╭──

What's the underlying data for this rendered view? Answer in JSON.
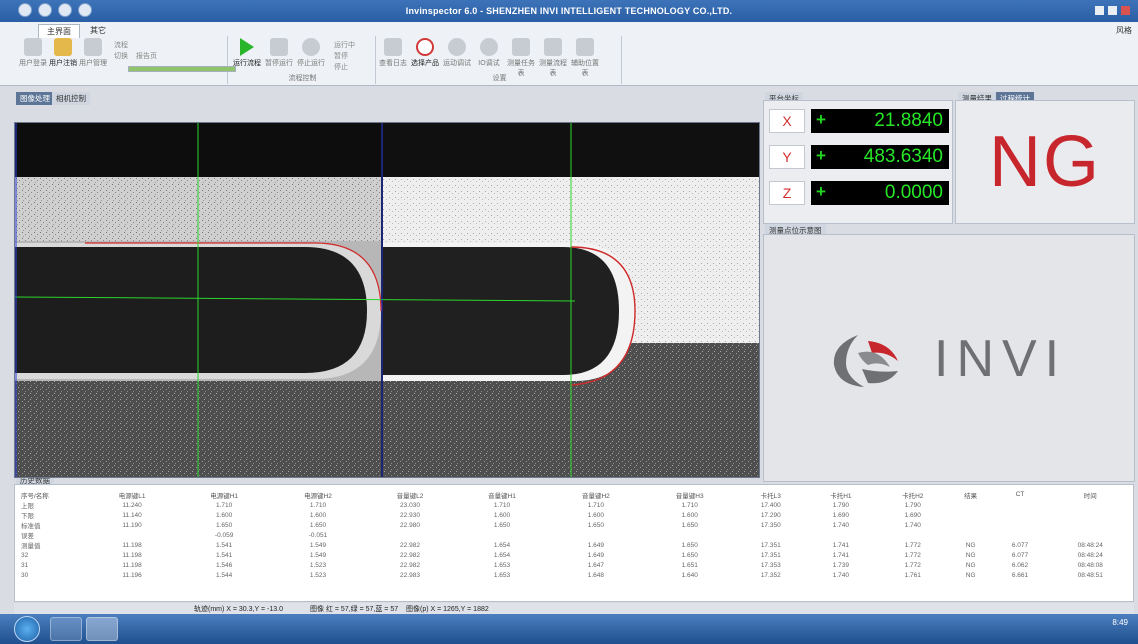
{
  "window": {
    "title": "Invinspector 6.0 - SHENZHEN INVI INTELLIGENT TECHNOLOGY CO.,LTD.",
    "style_label": "风格"
  },
  "ribbon": {
    "tabs": [
      "主界面",
      "其它"
    ],
    "user_buttons": [
      "用户登录",
      "用户注销",
      "用户管理"
    ],
    "user_subitems": [
      "流程",
      "切换",
      "报告页"
    ],
    "progress": 1.0,
    "flow_buttons": [
      "运行流程",
      "暂停运行",
      "停止运行"
    ],
    "flow_options": [
      "运行中",
      "暂停",
      "停止"
    ],
    "flow_group_label": "流程控制",
    "tool_buttons": [
      "查看日志",
      "选择产品",
      "运动调试",
      "IO调试",
      "测量任务表",
      "测量流程表",
      "辅助位置表"
    ],
    "tool_group_label": "设置"
  },
  "panels": {
    "image_tab": "图像处理",
    "camera_tab": "相机控制",
    "coord_tab": "平台坐标",
    "result_tab": "测量结果",
    "stats_tab": "过程统计",
    "position_tab": "测量点位示意图",
    "history_tab": "历史数据"
  },
  "coords": [
    {
      "axis": "X",
      "sign": "+",
      "value": "21.8840"
    },
    {
      "axis": "Y",
      "sign": "+",
      "value": "483.6340"
    },
    {
      "axis": "Z",
      "sign": "+",
      "value": "0.0000"
    }
  ],
  "result": {
    "status": "NG",
    "color": "#c8262d"
  },
  "logo": {
    "text": "INVI"
  },
  "history": {
    "headers": [
      "序号/名称",
      "电源键L1",
      "电源键H1",
      "电源键H2",
      "音量键L2",
      "音量键H1",
      "音量键H2",
      "音量键H3",
      "卡托L3",
      "卡托H1",
      "卡托H2",
      "结果",
      "CT",
      "时间"
    ],
    "rows": [
      [
        "上限",
        "11.240",
        "1.710",
        "1.710",
        "23.030",
        "1.710",
        "1.710",
        "1.710",
        "17.400",
        "1.790",
        "1.790",
        "",
        "",
        ""
      ],
      [
        "下限",
        "11.140",
        "1.600",
        "1.600",
        "22.930",
        "1.600",
        "1.600",
        "1.600",
        "17.290",
        "1.690",
        "1.690",
        "",
        "",
        ""
      ],
      [
        "标准值",
        "11.190",
        "1.650",
        "1.650",
        "22.980",
        "1.650",
        "1.650",
        "1.650",
        "17.350",
        "1.740",
        "1.740",
        "",
        "",
        ""
      ],
      [
        "误差",
        "",
        "-0.059",
        "-0.051",
        "",
        "",
        "",
        "",
        "",
        "",
        "",
        "",
        "",
        ""
      ],
      [
        "测量值",
        "11.198",
        "1.541",
        "1.549",
        "22.982",
        "1.654",
        "1.649",
        "1.650",
        "17.351",
        "1.741",
        "1.772",
        "NG",
        "6.077",
        "08:48:24"
      ],
      [
        "32",
        "11.198",
        "1.541",
        "1.549",
        "22.982",
        "1.654",
        "1.649",
        "1.650",
        "17.351",
        "1.741",
        "1.772",
        "NG",
        "6.077",
        "08:48:24"
      ],
      [
        "31",
        "11.198",
        "1.546",
        "1.523",
        "22.982",
        "1.653",
        "1.647",
        "1.651",
        "17.353",
        "1.739",
        "1.772",
        "NG",
        "6.062",
        "08:48:08"
      ],
      [
        "30",
        "11.196",
        "1.544",
        "1.523",
        "22.983",
        "1.653",
        "1.648",
        "1.640",
        "17.352",
        "1.740",
        "1.761",
        "NG",
        "6.661",
        "08:48:51"
      ]
    ]
  },
  "status": {
    "track": "轨迹(mm) X = 30.3,Y = -13.0",
    "image_rgb": "图像 红 = 57,绿 = 57,蓝 = 57",
    "image_pixel": "图像(p) X = 1265,Y = 1882"
  },
  "taskbar": {
    "time": "8:49"
  }
}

╰──

What is being asked: Pictures are to be left out; the records above must be repeated word for word.

Exercise response:
What's the underlying data for this rendered view? Answer in JSON.
{
  "window": {
    "title": "Invinspector 6.0 - SHENZHEN INVI INTELLIGENT TECHNOLOGY CO.,LTD.",
    "style_label": "风格"
  },
  "ribbon": {
    "tabs": [
      "主界面",
      "其它"
    ],
    "user_buttons": [
      "用户登录",
      "用户注销",
      "用户管理"
    ],
    "user_subitems": [
      "流程",
      "切换",
      "报告页"
    ],
    "progress": 1.0,
    "flow_buttons": [
      "运行流程",
      "暂停运行",
      "停止运行"
    ],
    "flow_options": [
      "运行中",
      "暂停",
      "停止"
    ],
    "flow_group_label": "流程控制",
    "tool_buttons": [
      "查看日志",
      "选择产品",
      "运动调试",
      "IO调试",
      "测量任务表",
      "测量流程表",
      "辅助位置表"
    ],
    "tool_group_label": "设置"
  },
  "panels": {
    "image_tab": "图像处理",
    "camera_tab": "相机控制",
    "coord_tab": "平台坐标",
    "result_tab": "测量结果",
    "stats_tab": "过程统计",
    "position_tab": "测量点位示意图",
    "history_tab": "历史数据"
  },
  "coords": [
    {
      "axis": "X",
      "sign": "+",
      "value": "21.8840"
    },
    {
      "axis": "Y",
      "sign": "+",
      "value": "483.6340"
    },
    {
      "axis": "Z",
      "sign": "+",
      "value": "0.0000"
    }
  ],
  "result": {
    "status": "NG",
    "color": "#c8262d"
  },
  "logo": {
    "text": "INVI"
  },
  "history": {
    "headers": [
      "序号/名称",
      "电源键L1",
      "电源键H1",
      "电源键H2",
      "音量键L2",
      "音量键H1",
      "音量键H2",
      "音量键H3",
      "卡托L3",
      "卡托H1",
      "卡托H2",
      "结果",
      "CT",
      "时间"
    ],
    "rows": [
      [
        "上限",
        "11.240",
        "1.710",
        "1.710",
        "23.030",
        "1.710",
        "1.710",
        "1.710",
        "17.400",
        "1.790",
        "1.790",
        "",
        "",
        ""
      ],
      [
        "下限",
        "11.140",
        "1.600",
        "1.600",
        "22.930",
        "1.600",
        "1.600",
        "1.600",
        "17.290",
        "1.690",
        "1.690",
        "",
        "",
        ""
      ],
      [
        "标准值",
        "11.190",
        "1.650",
        "1.650",
        "22.980",
        "1.650",
        "1.650",
        "1.650",
        "17.350",
        "1.740",
        "1.740",
        "",
        "",
        ""
      ],
      [
        "误差",
        "",
        "-0.059",
        "-0.051",
        "",
        "",
        "",
        "",
        "",
        "",
        "",
        "",
        "",
        ""
      ],
      [
        "测量值",
        "11.198",
        "1.541",
        "1.549",
        "22.982",
        "1.654",
        "1.649",
        "1.650",
        "17.351",
        "1.741",
        "1.772",
        "NG",
        "6.077",
        "08:48:24"
      ],
      [
        "32",
        "11.198",
        "1.541",
        "1.549",
        "22.982",
        "1.654",
        "1.649",
        "1.650",
        "17.351",
        "1.741",
        "1.772",
        "NG",
        "6.077",
        "08:48:24"
      ],
      [
        "31",
        "11.198",
        "1.546",
        "1.523",
        "22.982",
        "1.653",
        "1.647",
        "1.651",
        "17.353",
        "1.739",
        "1.772",
        "NG",
        "6.062",
        "08:48:08"
      ],
      [
        "30",
        "11.196",
        "1.544",
        "1.523",
        "22.983",
        "1.653",
        "1.648",
        "1.640",
        "17.352",
        "1.740",
        "1.761",
        "NG",
        "6.661",
        "08:48:51"
      ]
    ]
  },
  "status": {
    "track": "轨迹(mm) X = 30.3,Y = -13.0",
    "image_rgb": "图像 红 = 57,绿 = 57,蓝 = 57",
    "image_pixel": "图像(p) X = 1265,Y = 1882"
  },
  "taskbar": {
    "time": "8:49"
  }
}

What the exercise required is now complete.